Dataset rows about figures:
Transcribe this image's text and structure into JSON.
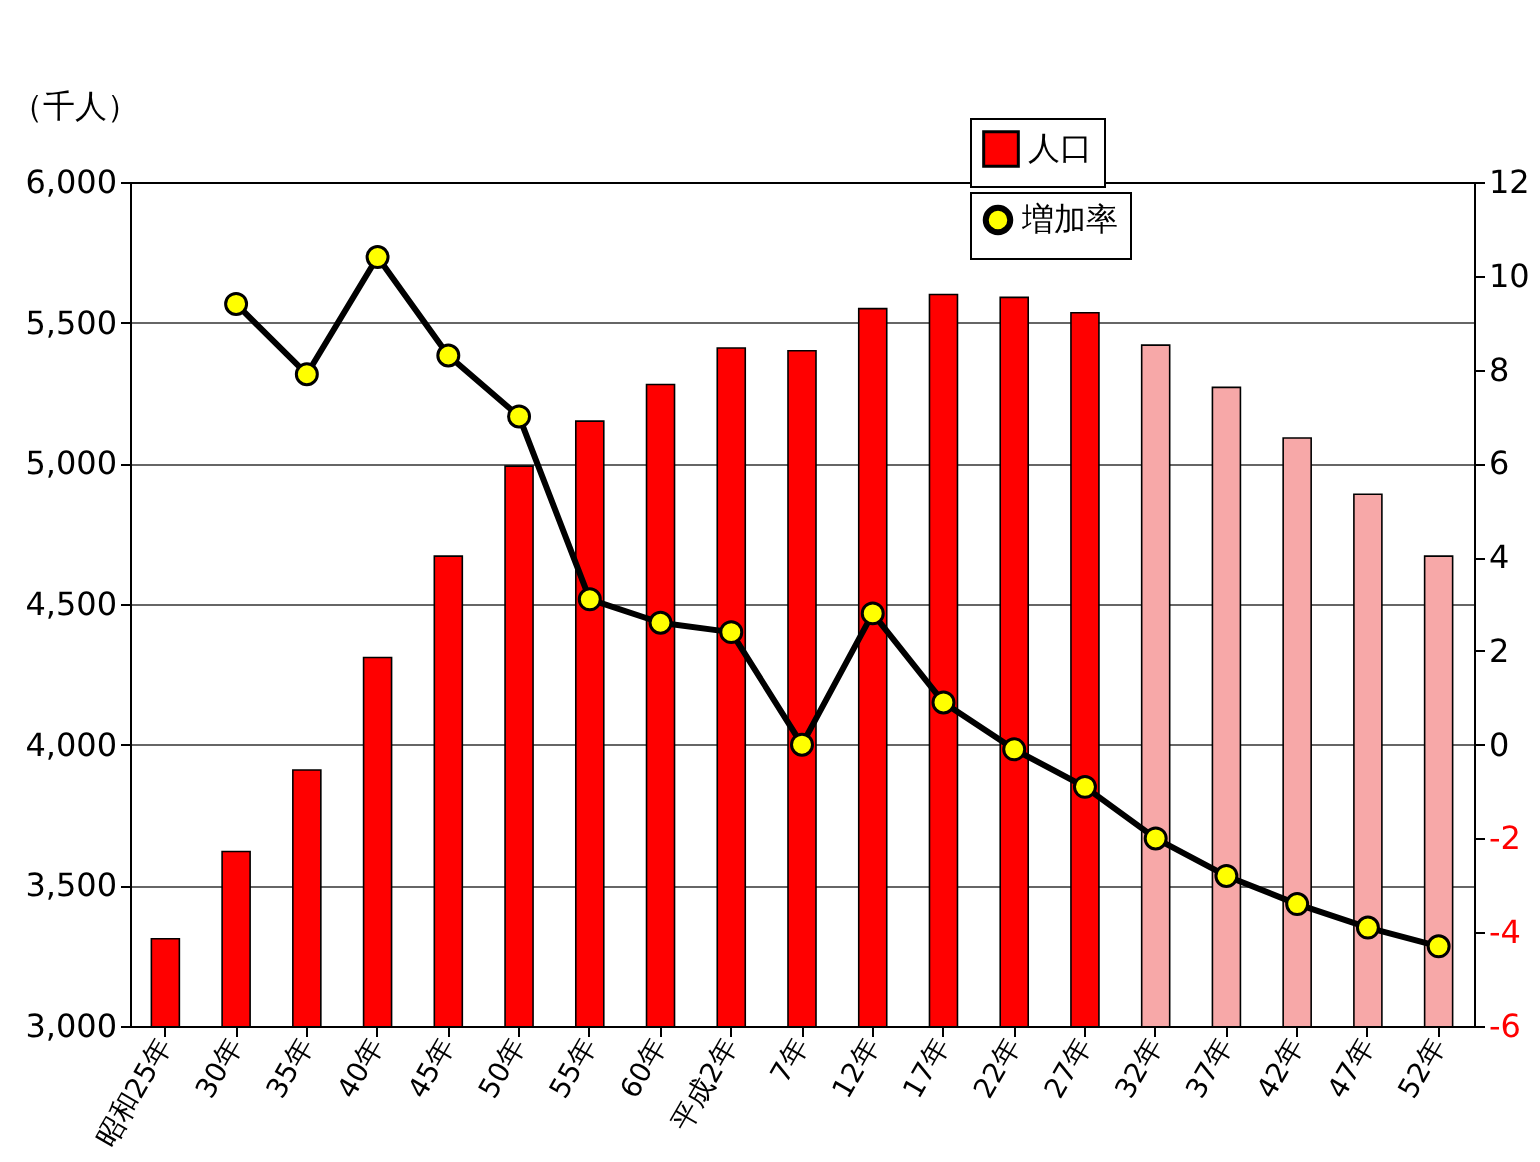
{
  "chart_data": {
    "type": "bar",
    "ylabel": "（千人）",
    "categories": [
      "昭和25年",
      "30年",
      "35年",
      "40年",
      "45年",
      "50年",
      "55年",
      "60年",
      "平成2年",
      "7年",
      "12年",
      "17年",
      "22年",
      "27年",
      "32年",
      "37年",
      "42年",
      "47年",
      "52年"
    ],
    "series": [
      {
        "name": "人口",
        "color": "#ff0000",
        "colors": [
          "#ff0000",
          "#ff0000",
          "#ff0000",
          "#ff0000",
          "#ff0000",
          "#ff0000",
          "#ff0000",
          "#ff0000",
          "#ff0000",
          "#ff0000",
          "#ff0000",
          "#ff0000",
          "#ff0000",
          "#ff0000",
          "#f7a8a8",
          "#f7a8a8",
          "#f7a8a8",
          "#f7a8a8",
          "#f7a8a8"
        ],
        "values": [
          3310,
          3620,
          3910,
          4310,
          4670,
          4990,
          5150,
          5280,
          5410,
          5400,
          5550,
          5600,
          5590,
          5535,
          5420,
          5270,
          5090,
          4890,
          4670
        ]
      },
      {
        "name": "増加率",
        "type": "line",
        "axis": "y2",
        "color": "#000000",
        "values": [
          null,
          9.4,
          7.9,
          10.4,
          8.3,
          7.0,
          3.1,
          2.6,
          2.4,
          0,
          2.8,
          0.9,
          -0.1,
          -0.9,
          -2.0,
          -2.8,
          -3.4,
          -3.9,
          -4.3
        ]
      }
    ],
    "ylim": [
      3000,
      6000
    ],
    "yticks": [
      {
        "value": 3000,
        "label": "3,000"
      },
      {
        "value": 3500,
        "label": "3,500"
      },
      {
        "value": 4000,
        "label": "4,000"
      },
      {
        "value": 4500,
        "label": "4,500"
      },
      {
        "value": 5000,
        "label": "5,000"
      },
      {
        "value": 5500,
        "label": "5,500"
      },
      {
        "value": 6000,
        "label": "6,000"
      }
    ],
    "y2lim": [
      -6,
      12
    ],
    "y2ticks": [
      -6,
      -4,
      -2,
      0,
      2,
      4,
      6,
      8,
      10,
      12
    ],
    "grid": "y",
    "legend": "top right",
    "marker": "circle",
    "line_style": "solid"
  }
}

Your instructions:
Set each line of the records down exactly, leaving every picture out.

Solution below:
Transcribe this image's text and structure into JSON.
{
  "chart_data": {
    "type": "bar",
    "ylabel": "（千人）",
    "categories": [
      "昭和25年",
      "30年",
      "35年",
      "40年",
      "45年",
      "50年",
      "55年",
      "60年",
      "平成2年",
      "7年",
      "12年",
      "17年",
      "22年",
      "27年",
      "32年",
      "37年",
      "42年",
      "47年",
      "52年"
    ],
    "series": [
      {
        "name": "人口",
        "color": "#ff0000",
        "colors": [
          "#ff0000",
          "#ff0000",
          "#ff0000",
          "#ff0000",
          "#ff0000",
          "#ff0000",
          "#ff0000",
          "#ff0000",
          "#ff0000",
          "#ff0000",
          "#ff0000",
          "#ff0000",
          "#ff0000",
          "#ff0000",
          "#f7a8a8",
          "#f7a8a8",
          "#f7a8a8",
          "#f7a8a8",
          "#f7a8a8"
        ],
        "values": [
          3310,
          3620,
          3910,
          4310,
          4670,
          4990,
          5150,
          5280,
          5410,
          5400,
          5550,
          5600,
          5590,
          5535,
          5420,
          5270,
          5090,
          4890,
          4670
        ]
      },
      {
        "name": "増加率",
        "type": "line",
        "axis": "y2",
        "color": "#000000",
        "values": [
          null,
          9.4,
          7.9,
          10.4,
          8.3,
          7.0,
          3.1,
          2.6,
          2.4,
          0,
          2.8,
          0.9,
          -0.1,
          -0.9,
          -2.0,
          -2.8,
          -3.4,
          -3.9,
          -4.3
        ]
      }
    ],
    "ylim": [
      3000,
      6000
    ],
    "yticks": [
      {
        "value": 3000,
        "label": "3,000"
      },
      {
        "value": 3500,
        "label": "3,500"
      },
      {
        "value": 4000,
        "label": "4,000"
      },
      {
        "value": 4500,
        "label": "4,500"
      },
      {
        "value": 5000,
        "label": "5,000"
      },
      {
        "value": 5500,
        "label": "5,500"
      },
      {
        "value": 6000,
        "label": "6,000"
      }
    ],
    "y2lim": [
      -6,
      12
    ],
    "y2ticks": [
      -6,
      -4,
      -2,
      0,
      2,
      4,
      6,
      8,
      10,
      12
    ],
    "grid": "y",
    "legend": "top right",
    "marker": "circle",
    "line_style": "solid"
  }
}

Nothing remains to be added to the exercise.